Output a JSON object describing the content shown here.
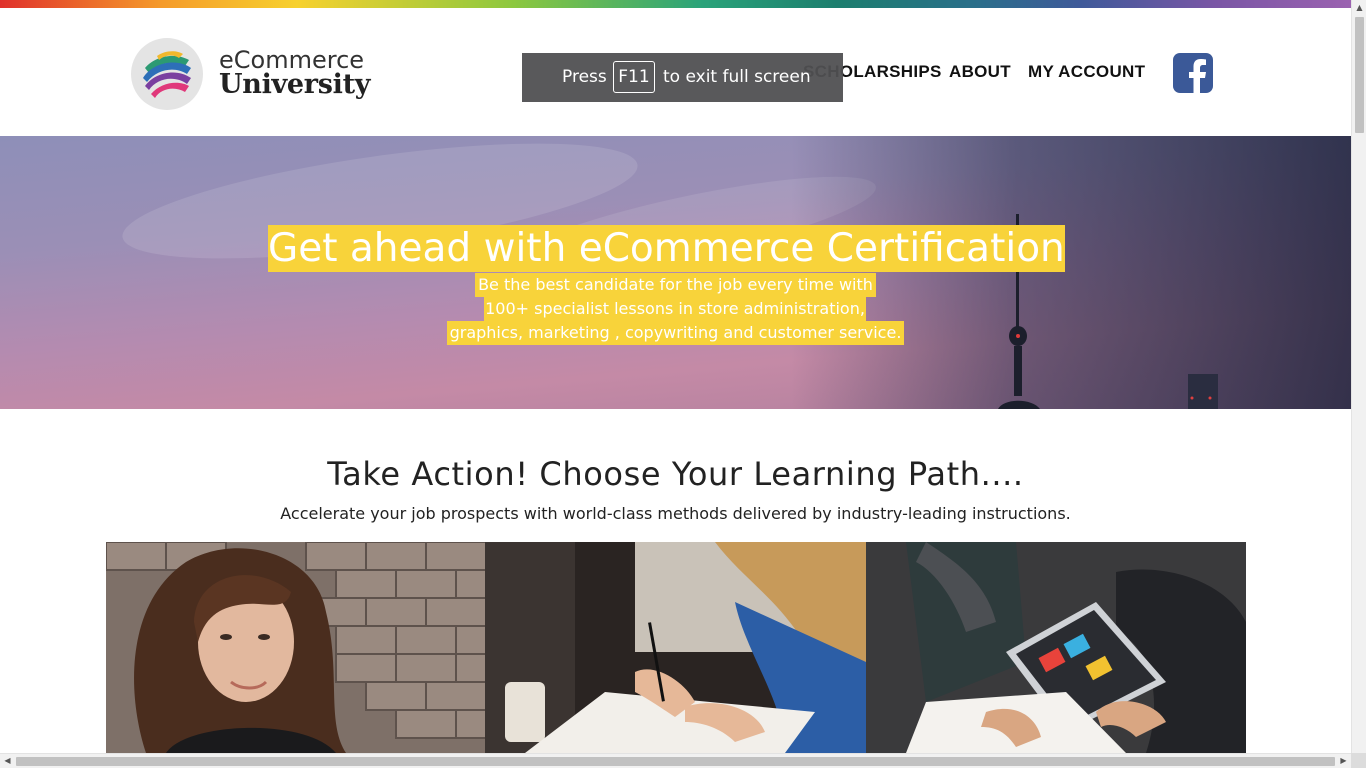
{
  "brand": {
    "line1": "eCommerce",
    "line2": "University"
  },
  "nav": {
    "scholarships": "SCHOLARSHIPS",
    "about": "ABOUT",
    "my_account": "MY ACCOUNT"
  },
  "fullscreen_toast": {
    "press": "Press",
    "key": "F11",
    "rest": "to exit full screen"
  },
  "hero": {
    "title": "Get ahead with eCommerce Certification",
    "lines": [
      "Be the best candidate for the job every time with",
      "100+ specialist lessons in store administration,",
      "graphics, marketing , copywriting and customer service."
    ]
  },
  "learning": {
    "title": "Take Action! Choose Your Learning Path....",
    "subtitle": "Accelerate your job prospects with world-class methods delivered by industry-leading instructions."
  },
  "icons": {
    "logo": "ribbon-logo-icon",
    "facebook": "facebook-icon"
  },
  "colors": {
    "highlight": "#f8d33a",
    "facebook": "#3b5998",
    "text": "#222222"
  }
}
# # # # # # #
* WORK REQUIRED: Please write out all the data again word for word, but not the pictures.

* TASK RESPONSE:
Output a JSON object describing the content shown here.
{
  "brand": {
    "line1": "eCommerce",
    "line2": "University"
  },
  "nav": {
    "scholarships": "SCHOLARSHIPS",
    "about": "ABOUT",
    "my_account": "MY ACCOUNT"
  },
  "fullscreen_toast": {
    "press": "Press",
    "key": "F11",
    "rest": "to exit full screen"
  },
  "hero": {
    "title": "Get ahead with eCommerce Certification",
    "lines": [
      "Be the best candidate for the job every time with",
      "100+ specialist lessons in store administration,",
      "graphics, marketing , copywriting and customer service."
    ]
  },
  "learning": {
    "title": "Take Action! Choose Your Learning Path....",
    "subtitle": "Accelerate your job prospects with world-class methods delivered by industry-leading instructions."
  },
  "icons": {
    "logo": "ribbon-logo-icon",
    "facebook": "facebook-icon"
  },
  "colors": {
    "highlight": "#f8d33a",
    "facebook": "#3b5998",
    "text": "#222222"
  }
}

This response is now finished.